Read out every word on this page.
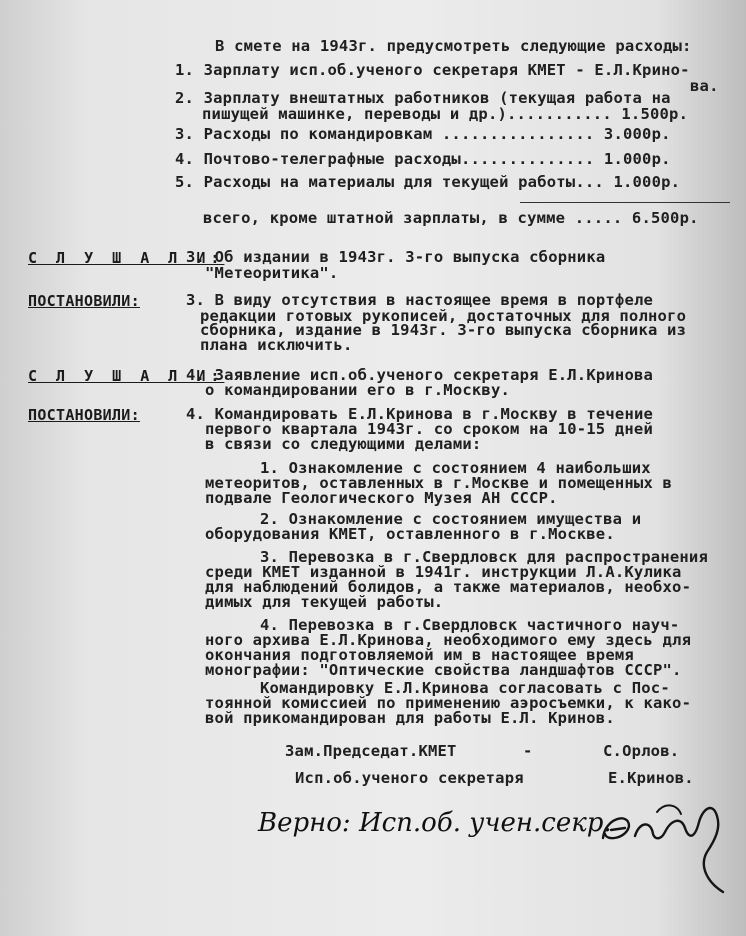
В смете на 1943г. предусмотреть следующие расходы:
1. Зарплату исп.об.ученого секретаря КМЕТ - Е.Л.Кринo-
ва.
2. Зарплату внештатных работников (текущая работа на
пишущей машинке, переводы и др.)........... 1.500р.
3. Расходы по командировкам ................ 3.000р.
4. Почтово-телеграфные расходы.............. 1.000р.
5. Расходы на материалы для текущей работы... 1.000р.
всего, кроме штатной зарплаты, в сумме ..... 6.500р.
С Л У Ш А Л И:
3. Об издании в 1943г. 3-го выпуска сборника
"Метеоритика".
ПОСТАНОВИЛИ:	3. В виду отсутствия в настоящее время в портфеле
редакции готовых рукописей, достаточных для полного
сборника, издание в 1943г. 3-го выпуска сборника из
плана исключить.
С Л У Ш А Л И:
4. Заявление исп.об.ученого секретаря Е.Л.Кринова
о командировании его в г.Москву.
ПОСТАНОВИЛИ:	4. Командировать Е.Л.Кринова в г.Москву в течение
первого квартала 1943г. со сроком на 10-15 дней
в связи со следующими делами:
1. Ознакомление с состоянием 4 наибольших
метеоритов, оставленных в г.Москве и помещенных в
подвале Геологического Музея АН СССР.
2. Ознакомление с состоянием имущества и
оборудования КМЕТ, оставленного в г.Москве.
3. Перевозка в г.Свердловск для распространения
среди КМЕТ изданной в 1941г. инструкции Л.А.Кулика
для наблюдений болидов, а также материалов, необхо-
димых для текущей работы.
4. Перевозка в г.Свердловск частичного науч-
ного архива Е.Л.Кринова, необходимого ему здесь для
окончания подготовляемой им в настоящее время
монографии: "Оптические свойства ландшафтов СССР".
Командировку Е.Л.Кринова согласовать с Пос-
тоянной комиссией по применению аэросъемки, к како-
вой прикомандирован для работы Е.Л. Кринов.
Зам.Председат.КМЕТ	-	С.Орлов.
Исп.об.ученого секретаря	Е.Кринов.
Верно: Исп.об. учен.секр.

__TASK STATEMENT__:
Return only those lines of the records that contain the string "Ознакомление".

__ANSWER__:
1. Ознакомление с состоянием 4 наибольших
2. Ознакомление с состоянием имущества и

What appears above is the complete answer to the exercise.